What is expected: Below are some records; reproduce every one of them exactly.
Start of Provided records
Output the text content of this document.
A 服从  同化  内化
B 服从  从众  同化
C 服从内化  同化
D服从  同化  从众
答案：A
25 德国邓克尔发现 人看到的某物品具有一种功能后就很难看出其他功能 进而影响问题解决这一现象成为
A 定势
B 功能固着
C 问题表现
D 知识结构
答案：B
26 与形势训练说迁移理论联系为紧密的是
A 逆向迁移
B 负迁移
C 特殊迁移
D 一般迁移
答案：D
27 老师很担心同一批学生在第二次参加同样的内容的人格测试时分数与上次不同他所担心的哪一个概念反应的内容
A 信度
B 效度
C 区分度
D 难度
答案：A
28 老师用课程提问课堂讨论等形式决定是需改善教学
End of Provided records
Final result:
Output the text content of this document.
A 服从  同化  内化
B 服从  从众  同化
C 服从内化  同化
D服从  同化  从众
答案：A
25 德国邓克尔发现 人看到的某物品具有一种功能后就很难看出其他功能 进而影响问题解决这一现象成为
A 定势
B 功能固着
C 问题表现
D 知识结构
答案：B
26 与形势训练说迁移理论联系为紧密的是
A 逆向迁移
B 负迁移
C 特殊迁移
D 一般迁移
答案：D
27 老师很担心同一批学生在第二次参加同样的内容的人格测试时分数与上次不同他所担心的哪一个概念反应的内容
A 信度
B 效度
C 区分度
D 难度
答案：A
28 老师用课程提问课堂讨论等形式决定是需改善教学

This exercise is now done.